* **Written task**:
Below are some records; return each one exactly.

* **Extracted data**:

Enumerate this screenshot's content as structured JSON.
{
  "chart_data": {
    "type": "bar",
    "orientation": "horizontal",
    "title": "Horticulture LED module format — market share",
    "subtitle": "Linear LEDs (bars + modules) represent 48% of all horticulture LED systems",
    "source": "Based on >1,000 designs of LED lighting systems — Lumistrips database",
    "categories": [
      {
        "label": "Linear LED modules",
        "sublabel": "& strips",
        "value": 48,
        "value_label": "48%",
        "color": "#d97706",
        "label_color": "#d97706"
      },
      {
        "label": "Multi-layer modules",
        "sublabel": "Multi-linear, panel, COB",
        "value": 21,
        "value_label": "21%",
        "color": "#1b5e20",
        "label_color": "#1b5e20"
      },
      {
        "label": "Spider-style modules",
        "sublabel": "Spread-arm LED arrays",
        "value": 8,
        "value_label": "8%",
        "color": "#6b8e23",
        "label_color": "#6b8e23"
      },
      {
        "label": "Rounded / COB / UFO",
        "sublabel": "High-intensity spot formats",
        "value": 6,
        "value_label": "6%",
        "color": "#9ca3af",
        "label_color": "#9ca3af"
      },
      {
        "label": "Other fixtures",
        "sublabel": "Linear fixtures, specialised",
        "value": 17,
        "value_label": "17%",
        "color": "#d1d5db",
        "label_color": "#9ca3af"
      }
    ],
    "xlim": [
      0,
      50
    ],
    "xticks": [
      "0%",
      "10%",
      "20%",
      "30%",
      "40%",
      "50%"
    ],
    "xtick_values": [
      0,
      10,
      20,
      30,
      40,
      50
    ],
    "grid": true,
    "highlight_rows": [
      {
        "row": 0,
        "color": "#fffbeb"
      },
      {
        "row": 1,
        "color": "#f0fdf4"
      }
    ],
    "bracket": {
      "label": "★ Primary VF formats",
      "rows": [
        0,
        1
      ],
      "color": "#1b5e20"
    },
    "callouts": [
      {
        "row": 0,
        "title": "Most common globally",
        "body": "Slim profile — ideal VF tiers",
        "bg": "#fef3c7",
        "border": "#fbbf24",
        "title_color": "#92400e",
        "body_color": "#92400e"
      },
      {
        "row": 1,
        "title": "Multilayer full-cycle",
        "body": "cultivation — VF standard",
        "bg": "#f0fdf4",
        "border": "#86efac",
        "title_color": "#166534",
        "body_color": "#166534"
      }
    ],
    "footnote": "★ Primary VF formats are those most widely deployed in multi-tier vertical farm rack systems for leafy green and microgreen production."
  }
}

* **The solution**:
Enumerate this screenshot's content as structured JSON.
{
  "chart_data": {
    "type": "bar",
    "orientation": "horizontal",
    "title": "Horticulture LED module format — market share",
    "subtitle": "Linear LEDs (bars + modules) represent 48% of all horticulture LED systems",
    "source": "Based on >1,000 designs of LED lighting systems — Lumistrips database",
    "categories": [
      {
        "label": "Linear LED modules",
        "sublabel": "& strips",
        "value": 48,
        "value_label": "48%",
        "color": "#d97706",
        "label_color": "#d97706"
      },
      {
        "label": "Multi-layer modules",
        "sublabel": "Multi-linear, panel, COB",
        "value": 21,
        "value_label": "21%",
        "color": "#1b5e20",
        "label_color": "#1b5e20"
      },
      {
        "label": "Spider-style modules",
        "sublabel": "Spread-arm LED arrays",
        "value": 8,
        "value_label": "8%",
        "color": "#6b8e23",
        "label_color": "#6b8e23"
      },
      {
        "label": "Rounded / COB / UFO",
        "sublabel": "High-intensity spot formats",
        "value": 6,
        "value_label": "6%",
        "color": "#9ca3af",
        "label_color": "#9ca3af"
      },
      {
        "label": "Other fixtures",
        "sublabel": "Linear fixtures, specialised",
        "value": 17,
        "value_label": "17%",
        "color": "#d1d5db",
        "label_color": "#9ca3af"
      }
    ],
    "xlim": [
      0,
      50
    ],
    "xticks": [
      "0%",
      "10%",
      "20%",
      "30%",
      "40%",
      "50%"
    ],
    "xtick_values": [
      0,
      10,
      20,
      30,
      40,
      50
    ],
    "grid": true,
    "highlight_rows": [
      {
        "row": 0,
        "color": "#fffbeb"
      },
      {
        "row": 1,
        "color": "#f0fdf4"
      }
    ],
    "bracket": {
      "label": "★ Primary VF formats",
      "rows": [
        0,
        1
      ],
      "color": "#1b5e20"
    },
    "callouts": [
      {
        "row": 0,
        "title": "Most common globally",
        "body": "Slim profile — ideal VF tiers",
        "bg": "#fef3c7",
        "border": "#fbbf24",
        "title_color": "#92400e",
        "body_color": "#92400e"
      },
      {
        "row": 1,
        "title": "Multilayer full-cycle",
        "body": "cultivation — VF standard",
        "bg": "#f0fdf4",
        "border": "#86efac",
        "title_color": "#166534",
        "body_color": "#166534"
      }
    ],
    "footnote": "★ Primary VF formats are those most widely deployed in multi-tier vertical farm rack systems for leafy green and microgreen production."
  }
}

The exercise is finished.